▶ [What you will do] Copy out all of the data below with no alterations.
· · ·
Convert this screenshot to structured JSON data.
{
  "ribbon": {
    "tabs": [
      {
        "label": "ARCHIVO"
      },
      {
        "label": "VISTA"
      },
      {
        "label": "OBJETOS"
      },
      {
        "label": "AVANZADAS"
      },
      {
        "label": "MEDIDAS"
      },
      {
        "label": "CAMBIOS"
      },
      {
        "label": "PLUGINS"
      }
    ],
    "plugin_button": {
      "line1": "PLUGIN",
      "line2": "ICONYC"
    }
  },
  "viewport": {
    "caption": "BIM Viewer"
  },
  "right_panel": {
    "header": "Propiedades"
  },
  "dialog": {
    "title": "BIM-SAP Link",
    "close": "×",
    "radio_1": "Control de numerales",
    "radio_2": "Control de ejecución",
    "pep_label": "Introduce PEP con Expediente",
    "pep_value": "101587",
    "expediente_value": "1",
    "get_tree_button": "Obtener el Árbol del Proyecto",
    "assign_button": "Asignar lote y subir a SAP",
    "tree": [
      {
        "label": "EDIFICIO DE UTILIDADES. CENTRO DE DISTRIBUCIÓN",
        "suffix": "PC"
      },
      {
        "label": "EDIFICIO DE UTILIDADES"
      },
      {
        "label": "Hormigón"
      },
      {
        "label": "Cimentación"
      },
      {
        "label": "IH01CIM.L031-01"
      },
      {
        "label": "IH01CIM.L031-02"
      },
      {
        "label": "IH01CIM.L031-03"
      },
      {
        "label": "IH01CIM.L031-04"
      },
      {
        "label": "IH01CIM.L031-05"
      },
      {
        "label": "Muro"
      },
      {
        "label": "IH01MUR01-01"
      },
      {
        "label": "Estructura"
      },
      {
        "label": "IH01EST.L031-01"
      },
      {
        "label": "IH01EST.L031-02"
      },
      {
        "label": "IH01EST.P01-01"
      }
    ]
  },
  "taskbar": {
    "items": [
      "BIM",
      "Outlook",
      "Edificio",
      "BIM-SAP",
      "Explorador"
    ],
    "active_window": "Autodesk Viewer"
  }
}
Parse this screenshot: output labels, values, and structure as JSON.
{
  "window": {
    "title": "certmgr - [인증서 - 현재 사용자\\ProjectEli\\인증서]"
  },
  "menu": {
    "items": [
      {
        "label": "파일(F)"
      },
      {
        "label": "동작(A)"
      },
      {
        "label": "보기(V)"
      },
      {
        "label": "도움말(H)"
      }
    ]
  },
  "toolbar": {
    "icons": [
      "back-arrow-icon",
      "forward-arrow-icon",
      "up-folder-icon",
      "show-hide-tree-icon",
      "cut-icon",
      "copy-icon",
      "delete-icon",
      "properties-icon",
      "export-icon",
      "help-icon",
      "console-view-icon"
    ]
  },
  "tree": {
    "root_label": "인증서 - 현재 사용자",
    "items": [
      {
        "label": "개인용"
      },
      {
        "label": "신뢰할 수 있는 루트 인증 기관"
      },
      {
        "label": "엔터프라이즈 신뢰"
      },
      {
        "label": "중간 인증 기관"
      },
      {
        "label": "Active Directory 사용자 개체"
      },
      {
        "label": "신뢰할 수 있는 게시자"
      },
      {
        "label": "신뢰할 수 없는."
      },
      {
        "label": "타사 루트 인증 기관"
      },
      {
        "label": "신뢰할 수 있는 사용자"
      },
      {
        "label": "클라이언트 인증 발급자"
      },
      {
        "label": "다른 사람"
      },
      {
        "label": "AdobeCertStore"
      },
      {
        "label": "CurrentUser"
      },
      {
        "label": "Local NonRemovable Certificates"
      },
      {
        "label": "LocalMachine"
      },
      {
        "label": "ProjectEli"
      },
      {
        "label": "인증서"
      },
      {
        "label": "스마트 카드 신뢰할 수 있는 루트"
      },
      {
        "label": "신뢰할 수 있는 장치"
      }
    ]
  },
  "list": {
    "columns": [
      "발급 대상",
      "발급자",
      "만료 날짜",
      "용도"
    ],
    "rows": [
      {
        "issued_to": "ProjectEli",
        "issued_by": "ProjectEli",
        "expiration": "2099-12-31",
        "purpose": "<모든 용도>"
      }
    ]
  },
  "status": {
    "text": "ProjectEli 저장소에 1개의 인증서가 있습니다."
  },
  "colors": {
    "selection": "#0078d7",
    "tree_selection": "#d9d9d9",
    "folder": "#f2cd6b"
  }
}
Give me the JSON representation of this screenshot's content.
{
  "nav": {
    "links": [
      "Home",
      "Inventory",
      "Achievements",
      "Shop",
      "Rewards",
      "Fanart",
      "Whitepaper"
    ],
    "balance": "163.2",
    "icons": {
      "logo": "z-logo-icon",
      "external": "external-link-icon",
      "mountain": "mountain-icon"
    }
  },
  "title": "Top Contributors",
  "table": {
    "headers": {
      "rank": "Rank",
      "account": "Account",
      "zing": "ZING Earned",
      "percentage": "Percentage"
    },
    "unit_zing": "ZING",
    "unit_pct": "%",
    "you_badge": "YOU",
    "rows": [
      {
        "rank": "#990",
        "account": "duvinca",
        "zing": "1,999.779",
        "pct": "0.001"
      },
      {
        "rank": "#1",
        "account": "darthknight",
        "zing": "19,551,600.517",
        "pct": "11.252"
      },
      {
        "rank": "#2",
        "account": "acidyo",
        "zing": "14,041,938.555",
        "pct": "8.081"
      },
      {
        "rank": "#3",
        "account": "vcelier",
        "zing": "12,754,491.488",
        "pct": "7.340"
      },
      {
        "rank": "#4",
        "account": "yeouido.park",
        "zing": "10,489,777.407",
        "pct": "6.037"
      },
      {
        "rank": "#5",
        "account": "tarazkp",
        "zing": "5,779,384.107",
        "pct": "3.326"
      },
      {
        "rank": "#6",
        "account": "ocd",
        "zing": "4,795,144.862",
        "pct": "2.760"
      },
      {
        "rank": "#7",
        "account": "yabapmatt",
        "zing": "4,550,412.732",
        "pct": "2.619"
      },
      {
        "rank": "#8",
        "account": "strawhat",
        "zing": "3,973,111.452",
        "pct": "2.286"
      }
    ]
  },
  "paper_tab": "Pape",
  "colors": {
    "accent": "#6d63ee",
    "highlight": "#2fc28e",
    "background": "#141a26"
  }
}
· · ·
▶ [Solution]
Convert this screenshot to structured JSON data.
{
  "ribbon": {
    "tabs": [
      {
        "label": "ARCHIVO"
      },
      {
        "label": "VISTA"
      },
      {
        "label": "OBJETOS"
      },
      {
        "label": "AVANZADAS"
      },
      {
        "label": "MEDIDAS"
      },
      {
        "label": "CAMBIOS"
      },
      {
        "label": "PLUGINS"
      }
    ],
    "plugin_button": {
      "line1": "PLUGIN",
      "line2": "ICONYC"
    }
  },
  "viewport": {
    "caption": "BIM Viewer"
  },
  "right_panel": {
    "header": "Propiedades"
  },
  "dialog": {
    "title": "BIM-SAP Link",
    "close": "×",
    "radio_1": "Control de numerales",
    "radio_2": "Control de ejecución",
    "pep_label": "Introduce PEP con Expediente",
    "pep_value": "101587",
    "expediente_value": "1",
    "get_tree_button": "Obtener el Árbol del Proyecto",
    "assign_button": "Asignar lote y subir a SAP",
    "tree": [
      {
        "label": "EDIFICIO DE UTILIDADES. CENTRO DE DISTRIBUCIÓN",
        "suffix": "PC"
      },
      {
        "label": "EDIFICIO DE UTILIDADES"
      },
      {
        "label": "Hormigón"
      },
      {
        "label": "Cimentación"
      },
      {
        "label": "IH01CIM.L031-01"
      },
      {
        "label": "IH01CIM.L031-02"
      },
      {
        "label": "IH01CIM.L031-03"
      },
      {
        "label": "IH01CIM.L031-04"
      },
      {
        "label": "IH01CIM.L031-05"
      },
      {
        "label": "Muro"
      },
      {
        "label": "IH01MUR01-01"
      },
      {
        "label": "Estructura"
      },
      {
        "label": "IH01EST.L031-01"
      },
      {
        "label": "IH01EST.L031-02"
      },
      {
        "label": "IH01EST.P01-01"
      }
    ]
  },
  "taskbar": {
    "items": [
      "BIM",
      "Outlook",
      "Edificio",
      "BIM-SAP",
      "Explorador"
    ],
    "active_window": "Autodesk Viewer"
  }
}
Parse this screenshot: output labels, values, and structure as JSON.
{
  "window": {
    "title": "certmgr - [인증서 - 현재 사용자\\ProjectEli\\인증서]"
  },
  "menu": {
    "items": [
      {
        "label": "파일(F)"
      },
      {
        "label": "동작(A)"
      },
      {
        "label": "보기(V)"
      },
      {
        "label": "도움말(H)"
      }
    ]
  },
  "toolbar": {
    "icons": [
      "back-arrow-icon",
      "forward-arrow-icon",
      "up-folder-icon",
      "show-hide-tree-icon",
      "cut-icon",
      "copy-icon",
      "delete-icon",
      "properties-icon",
      "export-icon",
      "help-icon",
      "console-view-icon"
    ]
  },
  "tree": {
    "root_label": "인증서 - 현재 사용자",
    "items": [
      {
        "label": "개인용"
      },
      {
        "label": "신뢰할 수 있는 루트 인증 기관"
      },
      {
        "label": "엔터프라이즈 신뢰"
      },
      {
        "label": "중간 인증 기관"
      },
      {
        "label": "Active Directory 사용자 개체"
      },
      {
        "label": "신뢰할 수 있는 게시자"
      },
      {
        "label": "신뢰할 수 없는."
      },
      {
        "label": "타사 루트 인증 기관"
      },
      {
        "label": "신뢰할 수 있는 사용자"
      },
      {
        "label": "클라이언트 인증 발급자"
      },
      {
        "label": "다른 사람"
      },
      {
        "label": "AdobeCertStore"
      },
      {
        "label": "CurrentUser"
      },
      {
        "label": "Local NonRemovable Certificates"
      },
      {
        "label": "LocalMachine"
      },
      {
        "label": "ProjectEli"
      },
      {
        "label": "인증서"
      },
      {
        "label": "스마트 카드 신뢰할 수 있는 루트"
      },
      {
        "label": "신뢰할 수 있는 장치"
      }
    ]
  },
  "list": {
    "columns": [
      "발급 대상",
      "발급자",
      "만료 날짜",
      "용도"
    ],
    "rows": [
      {
        "issued_to": "ProjectEli",
        "issued_by": "ProjectEli",
        "expiration": "2099-12-31",
        "purpose": "<모든 용도>"
      }
    ]
  },
  "status": {
    "text": "ProjectEli 저장소에 1개의 인증서가 있습니다."
  },
  "colors": {
    "selection": "#0078d7",
    "tree_selection": "#d9d9d9",
    "folder": "#f2cd6b"
  }
}
Give me the JSON representation of this screenshot's content.
{
  "nav": {
    "links": [
      "Home",
      "Inventory",
      "Achievements",
      "Shop",
      "Rewards",
      "Fanart",
      "Whitepaper"
    ],
    "balance": "163.2",
    "icons": {
      "logo": "z-logo-icon",
      "external": "external-link-icon",
      "mountain": "mountain-icon"
    }
  },
  "title": "Top Contributors",
  "table": {
    "headers": {
      "rank": "Rank",
      "account": "Account",
      "zing": "ZING Earned",
      "percentage": "Percentage"
    },
    "unit_zing": "ZING",
    "unit_pct": "%",
    "you_badge": "YOU",
    "rows": [
      {
        "rank": "#990",
        "account": "duvinca",
        "zing": "1,999.779",
        "pct": "0.001"
      },
      {
        "rank": "#1",
        "account": "darthknight",
        "zing": "19,551,600.517",
        "pct": "11.252"
      },
      {
        "rank": "#2",
        "account": "acidyo",
        "zing": "14,041,938.555",
        "pct": "8.081"
      },
      {
        "rank": "#3",
        "account": "vcelier",
        "zing": "12,754,491.488",
        "pct": "7.340"
      },
      {
        "rank": "#4",
        "account": "yeouido.park",
        "zing": "10,489,777.407",
        "pct": "6.037"
      },
      {
        "rank": "#5",
        "account": "tarazkp",
        "zing": "5,779,384.107",
        "pct": "3.326"
      },
      {
        "rank": "#6",
        "account": "ocd",
        "zing": "4,795,144.862",
        "pct": "2.760"
      },
      {
        "rank": "#7",
        "account": "yabapmatt",
        "zing": "4,550,412.732",
        "pct": "2.619"
      },
      {
        "rank": "#8",
        "account": "strawhat",
        "zing": "3,973,111.452",
        "pct": "2.286"
      }
    ]
  },
  "paper_tab": "Pape",
  "colors": {
    "accent": "#6d63ee",
    "highlight": "#2fc28e",
    "background": "#141a26"
  }
}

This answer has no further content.